» The input
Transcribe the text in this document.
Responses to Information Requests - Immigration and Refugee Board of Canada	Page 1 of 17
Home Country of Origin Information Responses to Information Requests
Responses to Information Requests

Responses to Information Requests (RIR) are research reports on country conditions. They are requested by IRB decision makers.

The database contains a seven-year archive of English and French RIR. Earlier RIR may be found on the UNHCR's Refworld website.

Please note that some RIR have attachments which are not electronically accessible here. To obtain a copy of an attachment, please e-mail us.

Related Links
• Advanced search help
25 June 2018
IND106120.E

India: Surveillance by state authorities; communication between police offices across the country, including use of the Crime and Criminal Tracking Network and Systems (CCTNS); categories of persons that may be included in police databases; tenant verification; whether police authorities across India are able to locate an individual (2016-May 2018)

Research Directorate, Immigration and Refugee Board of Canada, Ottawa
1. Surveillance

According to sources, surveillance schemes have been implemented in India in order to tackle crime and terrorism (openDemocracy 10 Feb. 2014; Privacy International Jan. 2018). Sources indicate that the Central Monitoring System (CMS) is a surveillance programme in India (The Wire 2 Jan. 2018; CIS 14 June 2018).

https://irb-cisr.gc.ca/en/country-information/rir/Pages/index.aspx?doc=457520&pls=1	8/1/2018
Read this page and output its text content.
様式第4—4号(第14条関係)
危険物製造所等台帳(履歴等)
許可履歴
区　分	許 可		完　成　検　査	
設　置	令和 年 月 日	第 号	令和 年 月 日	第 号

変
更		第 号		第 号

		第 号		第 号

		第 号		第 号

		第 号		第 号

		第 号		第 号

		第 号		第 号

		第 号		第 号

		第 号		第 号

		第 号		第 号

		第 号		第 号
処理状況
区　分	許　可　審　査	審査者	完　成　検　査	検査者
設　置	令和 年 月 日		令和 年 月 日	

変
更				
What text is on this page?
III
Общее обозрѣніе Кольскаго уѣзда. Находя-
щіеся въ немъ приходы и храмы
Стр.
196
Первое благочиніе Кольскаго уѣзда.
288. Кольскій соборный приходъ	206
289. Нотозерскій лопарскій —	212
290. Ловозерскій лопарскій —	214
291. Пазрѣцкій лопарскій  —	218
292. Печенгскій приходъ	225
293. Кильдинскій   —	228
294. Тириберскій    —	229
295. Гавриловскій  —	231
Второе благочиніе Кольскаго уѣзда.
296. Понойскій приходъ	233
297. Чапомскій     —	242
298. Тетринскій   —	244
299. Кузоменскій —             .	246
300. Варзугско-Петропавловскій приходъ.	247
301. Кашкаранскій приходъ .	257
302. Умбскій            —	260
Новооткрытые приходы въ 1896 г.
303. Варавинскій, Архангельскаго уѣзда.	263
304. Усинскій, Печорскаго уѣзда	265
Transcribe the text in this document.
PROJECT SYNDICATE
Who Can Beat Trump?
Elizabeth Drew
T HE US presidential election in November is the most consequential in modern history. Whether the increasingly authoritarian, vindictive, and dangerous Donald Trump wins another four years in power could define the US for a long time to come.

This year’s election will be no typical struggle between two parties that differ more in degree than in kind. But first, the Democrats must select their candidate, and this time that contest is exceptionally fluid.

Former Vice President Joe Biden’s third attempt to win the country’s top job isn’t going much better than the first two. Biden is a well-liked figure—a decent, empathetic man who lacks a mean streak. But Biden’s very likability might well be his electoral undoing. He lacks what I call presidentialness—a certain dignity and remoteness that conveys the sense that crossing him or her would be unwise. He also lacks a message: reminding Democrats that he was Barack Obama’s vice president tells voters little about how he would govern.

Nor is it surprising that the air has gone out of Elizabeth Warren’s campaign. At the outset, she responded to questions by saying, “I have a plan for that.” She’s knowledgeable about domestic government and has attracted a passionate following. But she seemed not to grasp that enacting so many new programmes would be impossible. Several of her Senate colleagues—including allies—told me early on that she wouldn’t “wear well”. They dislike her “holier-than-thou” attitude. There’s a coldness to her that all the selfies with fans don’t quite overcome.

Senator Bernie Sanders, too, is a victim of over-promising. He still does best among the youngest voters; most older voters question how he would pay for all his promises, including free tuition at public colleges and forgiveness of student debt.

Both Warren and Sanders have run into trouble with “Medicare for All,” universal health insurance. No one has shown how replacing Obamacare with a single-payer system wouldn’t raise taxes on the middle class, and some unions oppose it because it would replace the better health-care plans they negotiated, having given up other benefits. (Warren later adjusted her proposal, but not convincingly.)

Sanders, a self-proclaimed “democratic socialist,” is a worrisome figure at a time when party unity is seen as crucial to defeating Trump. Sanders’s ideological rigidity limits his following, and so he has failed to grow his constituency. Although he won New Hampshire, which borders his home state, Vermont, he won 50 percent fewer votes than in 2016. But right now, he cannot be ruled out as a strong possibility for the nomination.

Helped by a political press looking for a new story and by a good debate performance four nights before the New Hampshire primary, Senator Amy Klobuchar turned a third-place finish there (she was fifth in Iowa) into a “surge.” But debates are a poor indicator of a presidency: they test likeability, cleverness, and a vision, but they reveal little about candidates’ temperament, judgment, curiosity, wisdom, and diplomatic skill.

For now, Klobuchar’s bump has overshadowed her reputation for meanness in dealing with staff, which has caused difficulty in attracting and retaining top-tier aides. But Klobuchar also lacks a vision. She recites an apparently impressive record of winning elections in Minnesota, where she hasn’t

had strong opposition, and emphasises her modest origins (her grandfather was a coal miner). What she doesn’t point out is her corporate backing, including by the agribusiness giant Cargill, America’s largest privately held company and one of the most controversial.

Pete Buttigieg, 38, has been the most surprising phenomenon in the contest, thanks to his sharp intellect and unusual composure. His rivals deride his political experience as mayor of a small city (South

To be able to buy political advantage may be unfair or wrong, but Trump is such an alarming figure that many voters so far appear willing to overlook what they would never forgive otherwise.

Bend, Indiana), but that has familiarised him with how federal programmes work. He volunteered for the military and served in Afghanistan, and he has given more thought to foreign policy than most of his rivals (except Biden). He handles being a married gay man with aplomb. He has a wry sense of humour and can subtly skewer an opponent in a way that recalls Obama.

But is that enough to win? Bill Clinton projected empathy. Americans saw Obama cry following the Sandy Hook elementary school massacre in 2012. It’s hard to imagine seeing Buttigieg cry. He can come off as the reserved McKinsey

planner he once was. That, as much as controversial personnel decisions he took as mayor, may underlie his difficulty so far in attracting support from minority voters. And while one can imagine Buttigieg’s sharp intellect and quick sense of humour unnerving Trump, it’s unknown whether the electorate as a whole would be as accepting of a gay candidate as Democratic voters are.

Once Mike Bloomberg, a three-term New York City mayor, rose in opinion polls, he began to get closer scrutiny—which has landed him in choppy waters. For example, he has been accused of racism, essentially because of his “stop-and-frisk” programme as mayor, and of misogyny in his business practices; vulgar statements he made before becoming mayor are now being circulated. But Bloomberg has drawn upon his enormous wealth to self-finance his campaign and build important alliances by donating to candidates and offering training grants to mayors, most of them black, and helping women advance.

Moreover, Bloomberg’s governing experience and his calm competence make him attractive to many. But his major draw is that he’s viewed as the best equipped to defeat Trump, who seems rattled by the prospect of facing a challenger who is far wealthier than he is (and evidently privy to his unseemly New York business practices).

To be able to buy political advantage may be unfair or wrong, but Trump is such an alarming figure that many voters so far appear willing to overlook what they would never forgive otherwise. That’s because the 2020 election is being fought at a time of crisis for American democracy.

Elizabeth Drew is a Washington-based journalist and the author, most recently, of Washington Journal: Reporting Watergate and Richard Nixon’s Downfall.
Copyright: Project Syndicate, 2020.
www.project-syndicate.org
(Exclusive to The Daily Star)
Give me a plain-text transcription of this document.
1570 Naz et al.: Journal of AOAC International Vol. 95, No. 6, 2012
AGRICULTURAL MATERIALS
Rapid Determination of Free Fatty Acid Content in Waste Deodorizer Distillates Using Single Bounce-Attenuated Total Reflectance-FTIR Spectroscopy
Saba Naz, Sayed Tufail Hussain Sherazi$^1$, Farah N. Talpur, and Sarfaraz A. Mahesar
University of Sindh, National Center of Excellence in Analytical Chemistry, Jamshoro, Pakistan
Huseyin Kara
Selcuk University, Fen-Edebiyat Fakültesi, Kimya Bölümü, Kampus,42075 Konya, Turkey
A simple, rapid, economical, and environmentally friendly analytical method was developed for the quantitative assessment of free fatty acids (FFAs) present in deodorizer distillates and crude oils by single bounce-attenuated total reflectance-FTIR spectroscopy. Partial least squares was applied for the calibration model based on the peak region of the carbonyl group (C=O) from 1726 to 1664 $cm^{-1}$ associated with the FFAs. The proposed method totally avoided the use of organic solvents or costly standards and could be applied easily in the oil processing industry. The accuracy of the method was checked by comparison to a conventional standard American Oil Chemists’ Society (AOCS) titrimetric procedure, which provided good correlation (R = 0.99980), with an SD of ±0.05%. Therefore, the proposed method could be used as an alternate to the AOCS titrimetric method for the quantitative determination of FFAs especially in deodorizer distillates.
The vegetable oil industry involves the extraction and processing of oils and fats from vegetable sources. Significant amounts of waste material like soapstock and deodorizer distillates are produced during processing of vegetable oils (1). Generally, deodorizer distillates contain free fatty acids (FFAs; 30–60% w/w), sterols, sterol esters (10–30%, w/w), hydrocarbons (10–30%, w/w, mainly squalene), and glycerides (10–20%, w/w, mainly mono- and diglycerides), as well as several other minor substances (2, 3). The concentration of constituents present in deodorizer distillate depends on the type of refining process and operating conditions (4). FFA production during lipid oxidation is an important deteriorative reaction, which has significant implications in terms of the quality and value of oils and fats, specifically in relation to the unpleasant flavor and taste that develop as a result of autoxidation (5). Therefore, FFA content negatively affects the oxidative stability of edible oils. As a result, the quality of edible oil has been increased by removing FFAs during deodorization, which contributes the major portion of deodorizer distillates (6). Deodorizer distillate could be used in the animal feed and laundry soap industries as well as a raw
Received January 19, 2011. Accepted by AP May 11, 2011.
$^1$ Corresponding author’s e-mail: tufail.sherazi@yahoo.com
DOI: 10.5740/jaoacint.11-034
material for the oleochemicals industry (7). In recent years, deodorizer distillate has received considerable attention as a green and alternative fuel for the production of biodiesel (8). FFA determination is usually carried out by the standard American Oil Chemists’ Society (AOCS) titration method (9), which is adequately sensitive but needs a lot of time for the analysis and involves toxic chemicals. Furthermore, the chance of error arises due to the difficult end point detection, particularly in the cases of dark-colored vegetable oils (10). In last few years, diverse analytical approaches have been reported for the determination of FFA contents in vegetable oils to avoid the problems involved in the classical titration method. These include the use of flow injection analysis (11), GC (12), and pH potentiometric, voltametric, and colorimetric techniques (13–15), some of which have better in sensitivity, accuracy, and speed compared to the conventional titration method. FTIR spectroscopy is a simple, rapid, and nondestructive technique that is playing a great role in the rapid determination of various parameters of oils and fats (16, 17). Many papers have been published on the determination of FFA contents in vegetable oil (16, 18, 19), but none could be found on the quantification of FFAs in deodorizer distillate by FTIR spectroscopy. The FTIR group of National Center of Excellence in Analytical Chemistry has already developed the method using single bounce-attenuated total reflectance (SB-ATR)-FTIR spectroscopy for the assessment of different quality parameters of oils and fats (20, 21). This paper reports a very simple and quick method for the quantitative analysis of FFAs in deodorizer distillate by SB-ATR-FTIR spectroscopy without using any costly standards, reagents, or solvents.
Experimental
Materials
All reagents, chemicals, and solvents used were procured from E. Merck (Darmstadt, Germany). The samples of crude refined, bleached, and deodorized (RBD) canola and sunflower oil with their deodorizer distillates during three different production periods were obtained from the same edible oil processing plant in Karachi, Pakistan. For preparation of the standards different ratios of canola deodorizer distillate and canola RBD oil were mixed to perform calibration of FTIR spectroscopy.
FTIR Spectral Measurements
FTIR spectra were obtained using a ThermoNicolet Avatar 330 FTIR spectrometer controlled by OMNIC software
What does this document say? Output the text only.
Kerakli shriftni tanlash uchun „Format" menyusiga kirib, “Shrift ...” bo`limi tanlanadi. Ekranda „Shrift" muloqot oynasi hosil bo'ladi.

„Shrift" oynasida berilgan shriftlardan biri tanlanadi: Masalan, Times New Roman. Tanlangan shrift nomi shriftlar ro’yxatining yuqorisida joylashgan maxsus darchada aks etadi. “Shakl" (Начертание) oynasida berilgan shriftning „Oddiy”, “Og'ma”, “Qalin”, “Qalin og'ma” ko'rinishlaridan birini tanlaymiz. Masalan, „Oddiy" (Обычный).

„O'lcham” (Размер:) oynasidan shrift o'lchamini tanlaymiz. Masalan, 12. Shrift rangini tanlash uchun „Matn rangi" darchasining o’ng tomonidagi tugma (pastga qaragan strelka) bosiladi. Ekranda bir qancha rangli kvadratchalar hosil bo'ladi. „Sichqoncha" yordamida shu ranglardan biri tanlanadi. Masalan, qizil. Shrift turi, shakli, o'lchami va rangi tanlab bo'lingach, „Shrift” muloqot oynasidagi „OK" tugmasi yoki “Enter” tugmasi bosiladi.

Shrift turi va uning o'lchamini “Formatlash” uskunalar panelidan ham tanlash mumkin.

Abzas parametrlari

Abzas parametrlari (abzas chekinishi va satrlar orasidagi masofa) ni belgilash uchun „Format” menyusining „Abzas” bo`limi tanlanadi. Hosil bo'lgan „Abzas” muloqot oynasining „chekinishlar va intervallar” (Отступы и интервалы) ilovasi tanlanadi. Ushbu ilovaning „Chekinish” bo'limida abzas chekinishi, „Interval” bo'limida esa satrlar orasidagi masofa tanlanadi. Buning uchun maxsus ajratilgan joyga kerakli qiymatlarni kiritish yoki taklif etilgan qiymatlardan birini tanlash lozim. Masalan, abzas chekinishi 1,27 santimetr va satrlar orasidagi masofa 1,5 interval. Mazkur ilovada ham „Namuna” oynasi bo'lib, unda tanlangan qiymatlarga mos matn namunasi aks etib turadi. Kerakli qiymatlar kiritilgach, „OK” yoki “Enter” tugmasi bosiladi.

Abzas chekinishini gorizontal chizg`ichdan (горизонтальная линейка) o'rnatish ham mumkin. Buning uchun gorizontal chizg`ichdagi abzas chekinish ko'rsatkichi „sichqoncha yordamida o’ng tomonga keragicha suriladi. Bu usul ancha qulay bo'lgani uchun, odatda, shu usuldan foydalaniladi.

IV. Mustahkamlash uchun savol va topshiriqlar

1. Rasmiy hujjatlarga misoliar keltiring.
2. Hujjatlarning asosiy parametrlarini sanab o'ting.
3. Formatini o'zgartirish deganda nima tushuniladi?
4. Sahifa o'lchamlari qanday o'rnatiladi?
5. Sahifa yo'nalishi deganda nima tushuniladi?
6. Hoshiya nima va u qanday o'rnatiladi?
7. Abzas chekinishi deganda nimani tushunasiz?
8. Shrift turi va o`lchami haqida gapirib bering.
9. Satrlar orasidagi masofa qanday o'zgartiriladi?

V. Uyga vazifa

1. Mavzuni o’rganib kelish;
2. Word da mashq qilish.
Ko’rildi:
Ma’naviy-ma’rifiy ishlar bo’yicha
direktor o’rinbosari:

» What is being asked
Pull out every line above that holds the word "surprising".

» Answer to this problem
Nor is it surprising that the air has gone out of Elizabeth Warren’s campaign. At the outset, she responded to questions by saying, “I have a plan for that.” She’s knowledgeable about domestic government and has attracted a passionate following. But she seemed not to grasp that enacting so many new programmes would be impossible. Several of her Senate colleagues—including allies—told me early on that she wouldn’t “wear well”. They dislike her “holier-than-thou” attitude. There’s a coldness to her that all the selfies with fans don’t quite overcome.
Pete Buttigieg, 38, has been the most surprising phenomenon in the contest, thanks to his sharp intellect and unusual composure. His rivals deride his political experience as mayor of a small city (South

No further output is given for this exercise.